━━━━━ Provided data ━━━━━

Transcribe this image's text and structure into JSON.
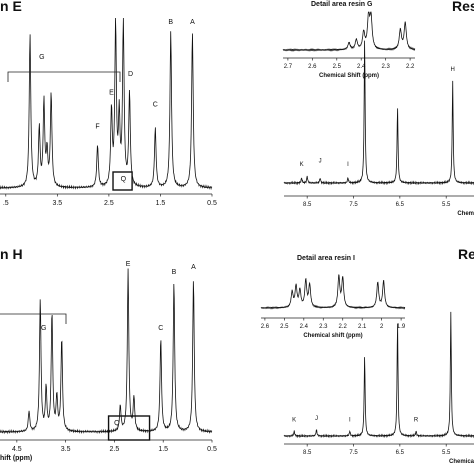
{
  "chart_data": [
    {
      "id": "panel-resin-e",
      "type": "line",
      "title": "n E",
      "xlabel": "",
      "xlim": [
        5.0,
        0.5
      ],
      "x_ticks": [
        4.5,
        3.5,
        2.5,
        1.5,
        0.5
      ],
      "x_tick_labels": [
        ".5",
        "3.5",
        "2.5",
        "1.5",
        "0.5"
      ],
      "series": [
        {
          "peaks": [
            {
              "x": 4.03,
              "h": 0.9
            },
            {
              "x": 3.85,
              "h": 0.35
            },
            {
              "x": 3.76,
              "h": 0.5
            },
            {
              "x": 3.7,
              "h": 0.2
            },
            {
              "x": 3.62,
              "h": 0.55
            },
            {
              "x": 2.72,
              "h": 0.25
            },
            {
              "x": 2.45,
              "h": 0.45
            },
            {
              "x": 2.37,
              "h": 0.95
            },
            {
              "x": 2.3,
              "h": 0.4
            },
            {
              "x": 2.22,
              "h": 0.97
            },
            {
              "x": 2.1,
              "h": 0.55
            },
            {
              "x": 1.6,
              "h": 0.35
            },
            {
              "x": 1.3,
              "h": 0.92
            },
            {
              "x": 0.88,
              "h": 0.92
            }
          ]
        }
      ],
      "labels": [
        {
          "text": "A",
          "x": 0.88,
          "h": 1.04
        },
        {
          "text": "B",
          "x": 1.3,
          "h": 1.0
        },
        {
          "text": "C",
          "x": 1.6,
          "h": 0.48
        },
        {
          "text": "D",
          "x": 2.08,
          "h": 0.66
        },
        {
          "text": "E",
          "x": 2.45,
          "h": 0.55
        },
        {
          "text": "F",
          "x": 2.72,
          "h": 0.35
        },
        {
          "text": "G",
          "x": 3.8,
          "h": 0.76
        },
        {
          "text": "Q",
          "x": 2.22,
          "h": 0.04
        }
      ]
    },
    {
      "id": "panel-detail-g",
      "type": "line",
      "title": "Detail area resin G",
      "xlabel": "Chemical Shift (ppm)",
      "xlim": [
        2.72,
        2.18
      ],
      "x_ticks": [
        2.7,
        2.6,
        2.5,
        2.4,
        2.3,
        2.2
      ],
      "x_tick_labels": [
        "2.7",
        "2.6",
        "2.5",
        "2.4",
        "2.3",
        "2.2"
      ],
      "series": [
        {
          "peaks": [
            {
              "x": 2.45,
              "h": 0.25
            },
            {
              "x": 2.42,
              "h": 0.35
            },
            {
              "x": 2.39,
              "h": 0.6
            },
            {
              "x": 2.37,
              "h": 1.1
            },
            {
              "x": 2.36,
              "h": 1.1
            },
            {
              "x": 2.24,
              "h": 0.7
            },
            {
              "x": 2.22,
              "h": 0.95
            }
          ]
        }
      ],
      "labels": []
    },
    {
      "id": "panel-resin-g",
      "type": "line",
      "title": "Res",
      "xlabel": "Chem",
      "xlim": [
        9.0,
        4.9
      ],
      "x_ticks": [
        8.5,
        7.5,
        6.5,
        5.5
      ],
      "x_tick_labels": [
        "8.5",
        "7.5",
        "6.5",
        "5.5"
      ],
      "series": [
        {
          "peaks": [
            {
              "x": 8.62,
              "h": 0.03
            },
            {
              "x": 8.5,
              "h": 0.04
            },
            {
              "x": 8.22,
              "h": 0.03
            },
            {
              "x": 7.62,
              "h": 0.03
            },
            {
              "x": 7.26,
              "h": 0.85
            },
            {
              "x": 6.55,
              "h": 0.45
            },
            {
              "x": 5.36,
              "h": 0.6
            }
          ]
        }
      ],
      "labels": [
        {
          "text": "K",
          "x": 8.62,
          "h": 0.1
        },
        {
          "text": "J",
          "x": 8.22,
          "h": 0.12
        },
        {
          "text": "I",
          "x": 7.62,
          "h": 0.1
        },
        {
          "text": "H",
          "x": 5.36,
          "h": 0.66
        }
      ]
    },
    {
      "id": "panel-resin-h",
      "type": "line",
      "title": "n H",
      "xlabel": "hift (ppm)",
      "xlim": [
        5.05,
        0.5
      ],
      "x_ticks": [
        4.5,
        3.5,
        2.5,
        1.5,
        0.5
      ],
      "x_tick_labels": [
        "4.5",
        "3.5",
        "2.5",
        "1.5",
        "0.5"
      ],
      "series": [
        {
          "peaks": [
            {
              "x": 4.25,
              "h": 0.12
            },
            {
              "x": 4.02,
              "h": 0.78
            },
            {
              "x": 3.9,
              "h": 0.25
            },
            {
              "x": 3.78,
              "h": 0.7
            },
            {
              "x": 3.68,
              "h": 0.2
            },
            {
              "x": 3.58,
              "h": 0.55
            },
            {
              "x": 2.38,
              "h": 0.15
            },
            {
              "x": 2.22,
              "h": 0.95
            },
            {
              "x": 2.1,
              "h": 0.2
            },
            {
              "x": 1.55,
              "h": 0.55
            },
            {
              "x": 1.28,
              "h": 0.88
            },
            {
              "x": 0.88,
              "h": 0.9
            }
          ]
        }
      ],
      "labels": [
        {
          "text": "A",
          "x": 0.88,
          "h": 0.96
        },
        {
          "text": "B",
          "x": 1.28,
          "h": 0.93
        },
        {
          "text": "C",
          "x": 1.55,
          "h": 0.6
        },
        {
          "text": "E",
          "x": 2.22,
          "h": 1.0
        },
        {
          "text": "G",
          "x": 3.95,
          "h": 0.6
        },
        {
          "text": "Q",
          "x": 2.45,
          "h": 0.04
        }
      ]
    },
    {
      "id": "panel-detail-i",
      "type": "line",
      "title": "Detail area resin I",
      "xlabel": "Chemical shift (ppm)",
      "xlim": [
        2.62,
        1.88
      ],
      "x_ticks": [
        2.6,
        2.5,
        2.4,
        2.3,
        2.2,
        2.1,
        2.0,
        1.9
      ],
      "x_tick_labels": [
        "2.6",
        "2.5",
        "2.4",
        "2.3",
        "2.2",
        "2.1",
        "2",
        "1.9"
      ],
      "series": [
        {
          "peaks": [
            {
              "x": 2.46,
              "h": 0.55
            },
            {
              "x": 2.44,
              "h": 0.75
            },
            {
              "x": 2.42,
              "h": 0.6
            },
            {
              "x": 2.39,
              "h": 0.95
            },
            {
              "x": 2.37,
              "h": 0.8
            },
            {
              "x": 2.22,
              "h": 1.1
            },
            {
              "x": 2.2,
              "h": 1.05
            },
            {
              "x": 2.02,
              "h": 0.9
            },
            {
              "x": 1.99,
              "h": 0.95
            }
          ]
        }
      ],
      "labels": []
    },
    {
      "id": "panel-resin-i",
      "type": "line",
      "title": "Re",
      "xlabel": "Chemica",
      "xlim": [
        9.0,
        4.9
      ],
      "x_ticks": [
        8.5,
        7.5,
        6.5,
        5.5
      ],
      "x_tick_labels": [
        "8.5",
        "7.5",
        "6.5",
        "5.5"
      ],
      "series": [
        {
          "peaks": [
            {
              "x": 8.78,
              "h": 0.03
            },
            {
              "x": 8.3,
              "h": 0.04
            },
            {
              "x": 7.58,
              "h": 0.03
            },
            {
              "x": 7.26,
              "h": 0.5
            },
            {
              "x": 6.55,
              "h": 0.72
            },
            {
              "x": 6.15,
              "h": 0.03
            },
            {
              "x": 5.4,
              "h": 0.78
            }
          ]
        }
      ],
      "labels": [
        {
          "text": "K",
          "x": 8.78,
          "h": 0.09
        },
        {
          "text": "J",
          "x": 8.3,
          "h": 0.1
        },
        {
          "text": "I",
          "x": 7.58,
          "h": 0.09
        },
        {
          "text": "R",
          "x": 6.15,
          "h": 0.09
        }
      ]
    }
  ]
}
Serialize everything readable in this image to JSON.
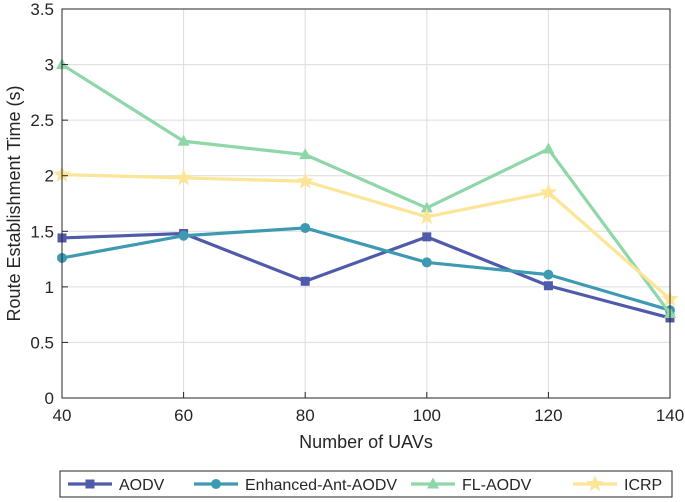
{
  "chart_data": {
    "type": "line",
    "x": [
      40,
      60,
      80,
      100,
      120,
      140
    ],
    "xlabel": "Number of UAVs",
    "ylabel": "Route Establishment Time (s)",
    "xlim": [
      40,
      140
    ],
    "ylim": [
      0,
      3.5
    ],
    "xticks": [
      "40",
      "60",
      "80",
      "100",
      "120",
      "140"
    ],
    "yticks": [
      "0",
      "0.5",
      "1",
      "1.5",
      "2",
      "2.5",
      "3",
      "3.5"
    ],
    "grid": true,
    "legend_position": "bottom",
    "series": [
      {
        "name": "AODV",
        "color": "#4F5BAA",
        "marker": "square",
        "values": [
          1.44,
          1.48,
          1.05,
          1.45,
          1.01,
          0.72
        ]
      },
      {
        "name": "Enhanced-Ant-AODV",
        "color": "#3E9AB3",
        "marker": "circle",
        "values": [
          1.26,
          1.46,
          1.53,
          1.22,
          1.11,
          0.79
        ]
      },
      {
        "name": "FL-AODV",
        "color": "#8FD6A8",
        "marker": "triangle",
        "values": [
          3.0,
          2.31,
          2.19,
          1.71,
          2.24,
          0.76
        ]
      },
      {
        "name": "ICRP",
        "color": "#FCE596",
        "marker": "star",
        "values": [
          2.01,
          1.98,
          1.95,
          1.63,
          1.85,
          0.89
        ]
      }
    ]
  }
}
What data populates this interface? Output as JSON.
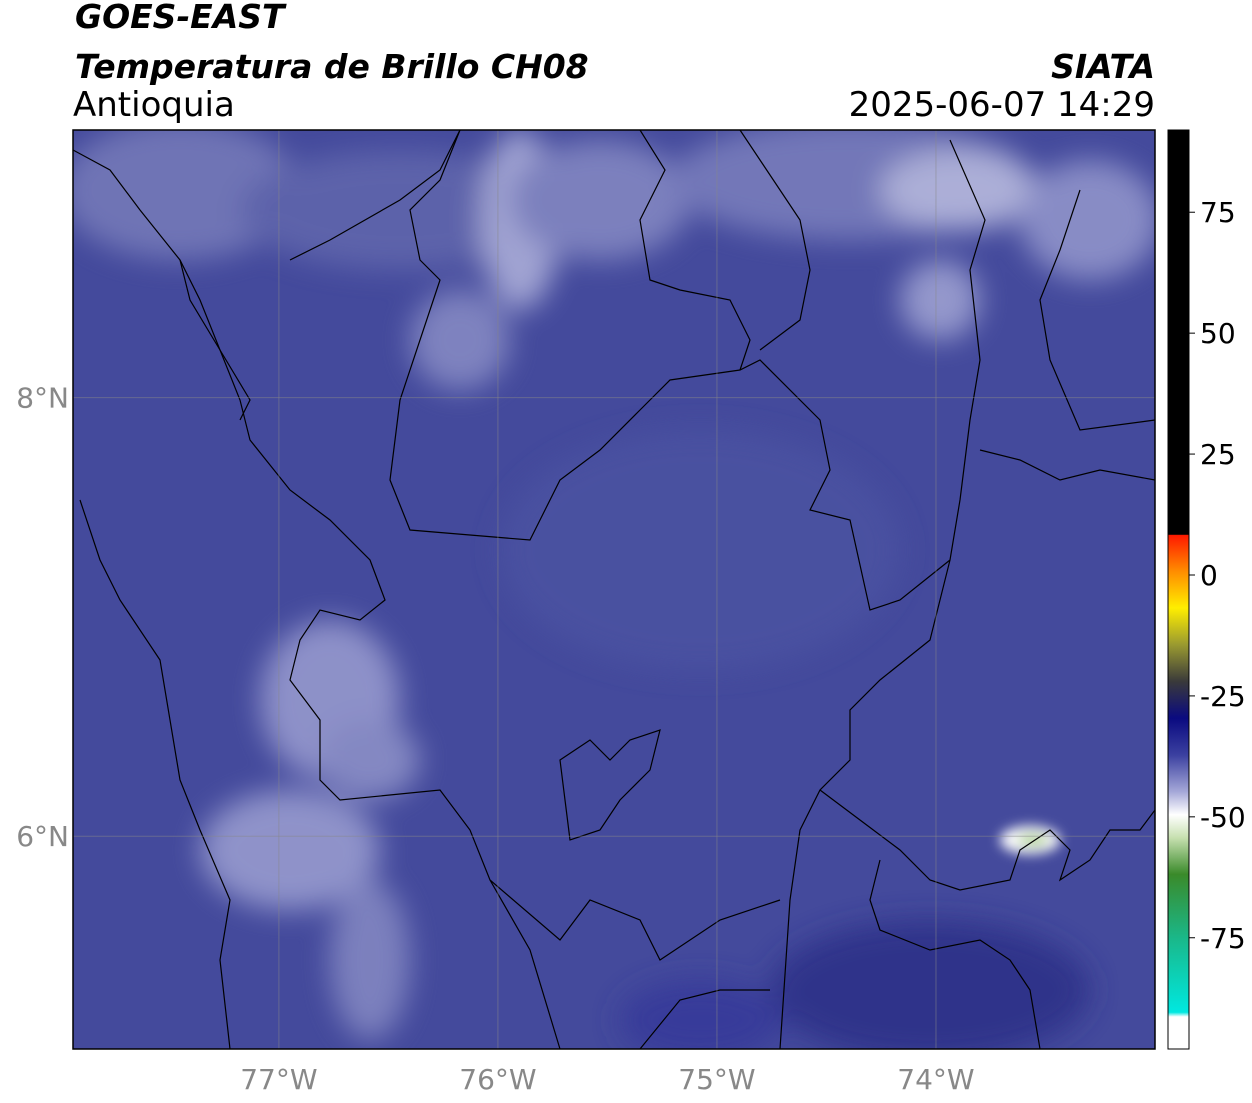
{
  "header": {
    "title": "GOES-EAST",
    "subtitle": "Temperatura de Brillo CH08",
    "region": "Antioquia",
    "source": "SIATA",
    "timestamp": "2025-06-07 14:29"
  },
  "map": {
    "lonlim": [
      -77.94,
      -73.0
    ],
    "latlim": [
      5.03,
      9.22
    ],
    "lon_ticks": [
      {
        "value": -77,
        "label": "77°W"
      },
      {
        "value": -76,
        "label": "76°W"
      },
      {
        "value": -75,
        "label": "75°W"
      },
      {
        "value": -74,
        "label": "74°W"
      }
    ],
    "lat_ticks": [
      {
        "value": 8,
        "label": "8°N"
      },
      {
        "value": 6,
        "label": "6°N"
      }
    ]
  },
  "colorbar": {
    "lim": [
      -98,
      92
    ],
    "ticks": [
      75,
      50,
      25,
      0,
      -25,
      -50,
      -75
    ]
  }
}
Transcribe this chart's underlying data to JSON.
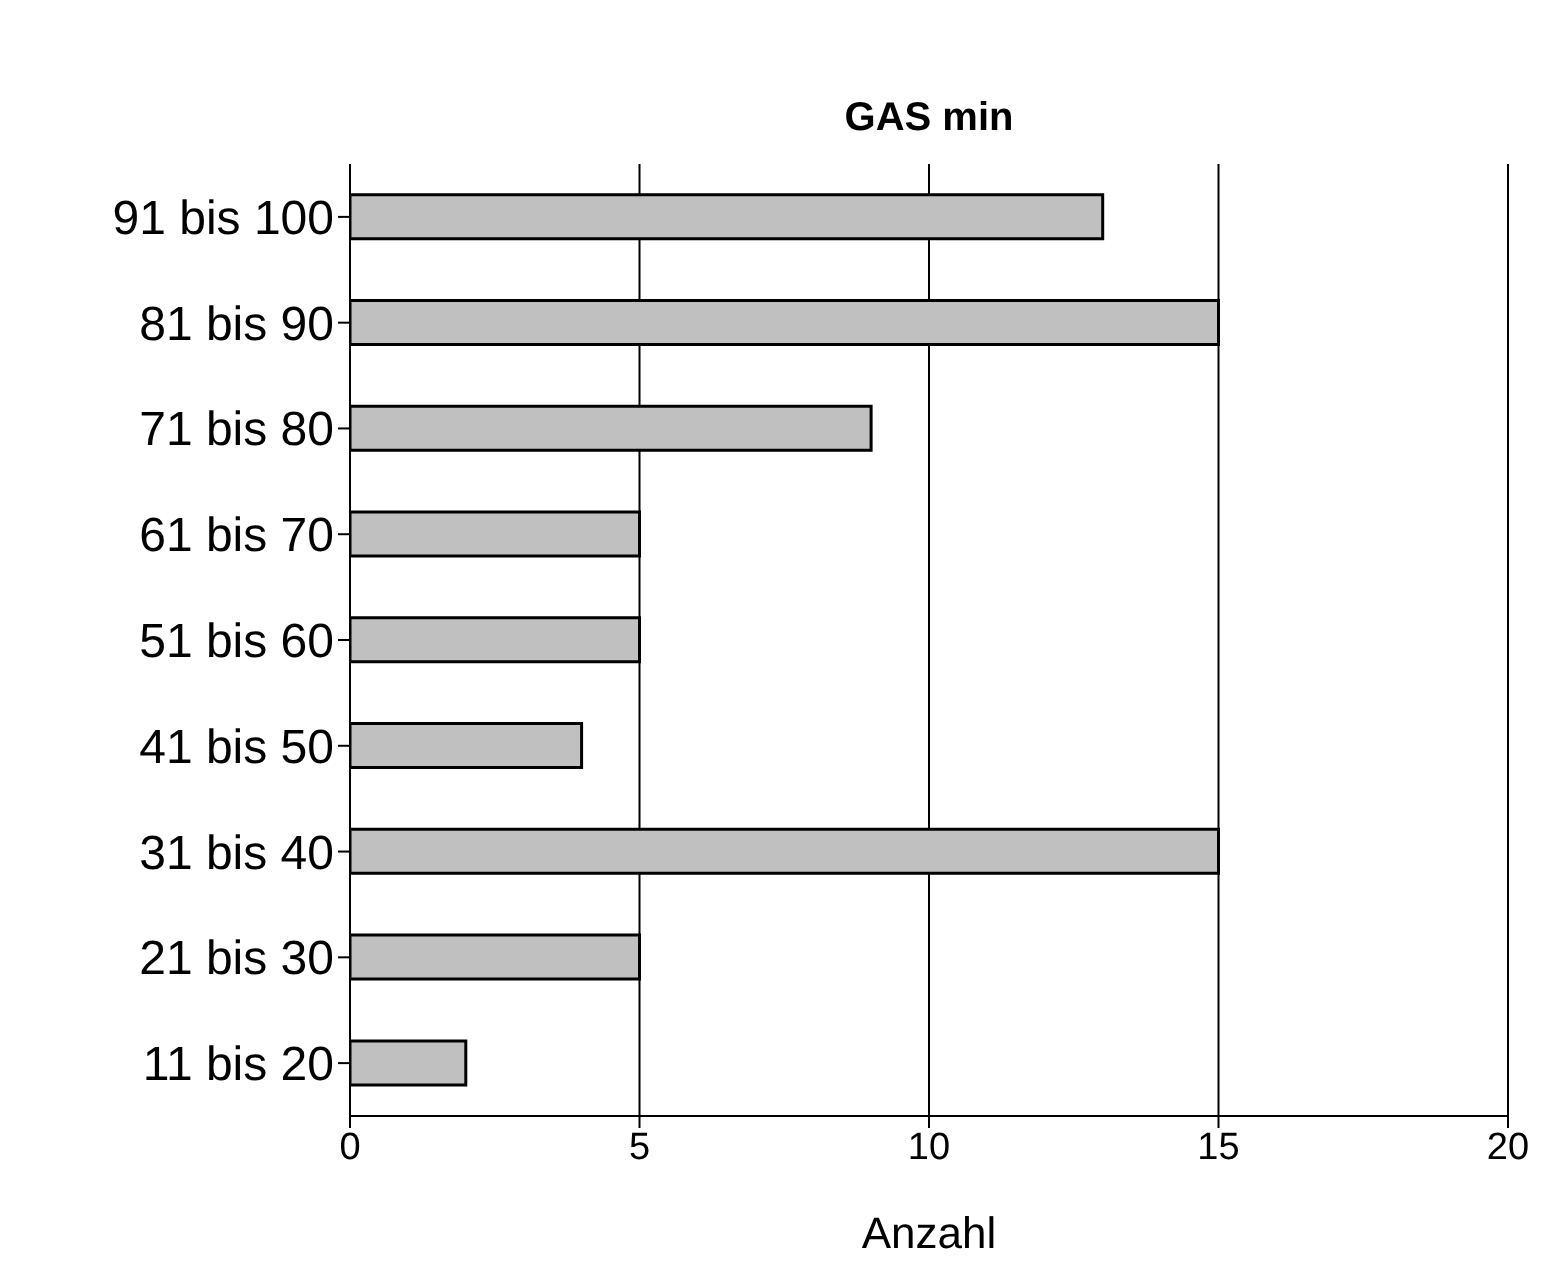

━━━━━

Aim of the exercise =>
From the entries above, copy each line holding "this".

Answer to the exercise =>
Transcribe this image's text and structure into JSON.
Serialize everything readable in this image to JSON.
What data populates this interface? Output as JSON.
Transcribe this chart's underlying data to JSON.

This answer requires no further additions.